Task input →

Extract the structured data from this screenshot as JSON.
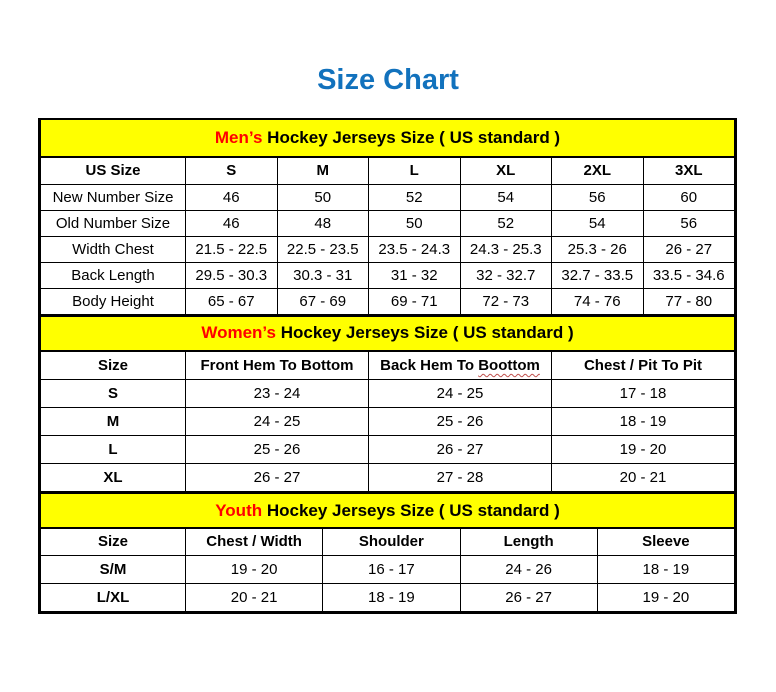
{
  "title": "Size Chart",
  "colors": {
    "title_blue": "#1272BD",
    "band_yellow": "#FFFF00",
    "accent_red": "#FF0000",
    "squiggle_red": "#C0504D",
    "border_black": "#000000"
  },
  "mens_table": {
    "band_highlight": "Men’s",
    "band_rest": "Hockey Jerseys Size ( US standard )",
    "columns": [
      "US Size",
      "S",
      "M",
      "L",
      "XL",
      "2XL",
      "3XL"
    ],
    "rows": [
      {
        "label": "New Number Size",
        "values": [
          "46",
          "50",
          "52",
          "54",
          "56",
          "60"
        ]
      },
      {
        "label": "Old Number Size",
        "values": [
          "46",
          "48",
          "50",
          "52",
          "54",
          "56"
        ]
      },
      {
        "label": "Width Chest",
        "values": [
          "21.5 - 22.5",
          "22.5 - 23.5",
          "23.5 - 24.3",
          "24.3 - 25.3",
          "25.3 - 26",
          "26 - 27"
        ]
      },
      {
        "label": "Back Length",
        "values": [
          "29.5 - 30.3",
          "30.3 - 31",
          "31 - 32",
          "32 - 32.7",
          "32.7 - 33.5",
          "33.5 - 34.6"
        ]
      },
      {
        "label": "Body Height",
        "values": [
          "65 - 67",
          "67 - 69",
          "69 - 71",
          "72 - 73",
          "74 - 76",
          "77 - 80"
        ]
      }
    ]
  },
  "womens_table": {
    "band_highlight": "Women’s",
    "band_rest": "Hockey Jerseys Size ( US standard )",
    "columns": [
      "Size",
      "Front Hem To Bottom",
      "Back Hem To Boottom",
      "Chest / Pit To Pit"
    ],
    "back_hem_prefix": "Back Hem To",
    "back_hem_misspelled": "Boottom",
    "rows": [
      {
        "label": "S",
        "values": [
          "23 - 24",
          "24 - 25",
          "17 - 18"
        ]
      },
      {
        "label": "M",
        "values": [
          "24 - 25",
          "25 - 26",
          "18 - 19"
        ]
      },
      {
        "label": "L",
        "values": [
          "25 - 26",
          "26 - 27",
          "19 - 20"
        ]
      },
      {
        "label": "XL",
        "values": [
          "26 - 27",
          "27 - 28",
          "20 - 21"
        ]
      }
    ]
  },
  "youth_table": {
    "band_highlight": "Youth",
    "band_rest": "Hockey Jerseys Size ( US standard )",
    "columns": [
      "Size",
      "Chest / Width",
      "Shoulder",
      "Length",
      "Sleeve"
    ],
    "rows": [
      {
        "label": "S/M",
        "values": [
          "19 - 20",
          "16 - 17",
          "24 - 26",
          "18 - 19"
        ]
      },
      {
        "label": "L/XL",
        "values": [
          "20 - 21",
          "18 - 19",
          "26 - 27",
          "19 - 20"
        ]
      }
    ]
  }
}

Task goal →
Quote the data above in full, leaving out the pictures it holds.

Exercise output →
Extract the structured data from this screenshot as JSON.
{
  "title": "Size Chart",
  "colors": {
    "title_blue": "#1272BD",
    "band_yellow": "#FFFF00",
    "accent_red": "#FF0000",
    "squiggle_red": "#C0504D",
    "border_black": "#000000"
  },
  "mens_table": {
    "band_highlight": "Men’s",
    "band_rest": "Hockey Jerseys Size ( US standard )",
    "columns": [
      "US Size",
      "S",
      "M",
      "L",
      "XL",
      "2XL",
      "3XL"
    ],
    "rows": [
      {
        "label": "New Number Size",
        "values": [
          "46",
          "50",
          "52",
          "54",
          "56",
          "60"
        ]
      },
      {
        "label": "Old Number Size",
        "values": [
          "46",
          "48",
          "50",
          "52",
          "54",
          "56"
        ]
      },
      {
        "label": "Width Chest",
        "values": [
          "21.5 - 22.5",
          "22.5 - 23.5",
          "23.5 - 24.3",
          "24.3 - 25.3",
          "25.3 - 26",
          "26 - 27"
        ]
      },
      {
        "label": "Back Length",
        "values": [
          "29.5 - 30.3",
          "30.3 - 31",
          "31 - 32",
          "32 - 32.7",
          "32.7 - 33.5",
          "33.5 - 34.6"
        ]
      },
      {
        "label": "Body Height",
        "values": [
          "65 - 67",
          "67 - 69",
          "69 - 71",
          "72 - 73",
          "74 - 76",
          "77 - 80"
        ]
      }
    ]
  },
  "womens_table": {
    "band_highlight": "Women’s",
    "band_rest": "Hockey Jerseys Size ( US standard )",
    "columns": [
      "Size",
      "Front Hem To Bottom",
      "Back Hem To Boottom",
      "Chest / Pit To Pit"
    ],
    "back_hem_prefix": "Back Hem To",
    "back_hem_misspelled": "Boottom",
    "rows": [
      {
        "label": "S",
        "values": [
          "23 - 24",
          "24 - 25",
          "17 - 18"
        ]
      },
      {
        "label": "M",
        "values": [
          "24 - 25",
          "25 - 26",
          "18 - 19"
        ]
      },
      {
        "label": "L",
        "values": [
          "25 - 26",
          "26 - 27",
          "19 - 20"
        ]
      },
      {
        "label": "XL",
        "values": [
          "26 - 27",
          "27 - 28",
          "20 - 21"
        ]
      }
    ]
  },
  "youth_table": {
    "band_highlight": "Youth",
    "band_rest": "Hockey Jerseys Size ( US standard )",
    "columns": [
      "Size",
      "Chest / Width",
      "Shoulder",
      "Length",
      "Sleeve"
    ],
    "rows": [
      {
        "label": "S/M",
        "values": [
          "19 - 20",
          "16 - 17",
          "24 - 26",
          "18 - 19"
        ]
      },
      {
        "label": "L/XL",
        "values": [
          "20 - 21",
          "18 - 19",
          "26 - 27",
          "19 - 20"
        ]
      }
    ]
  }
}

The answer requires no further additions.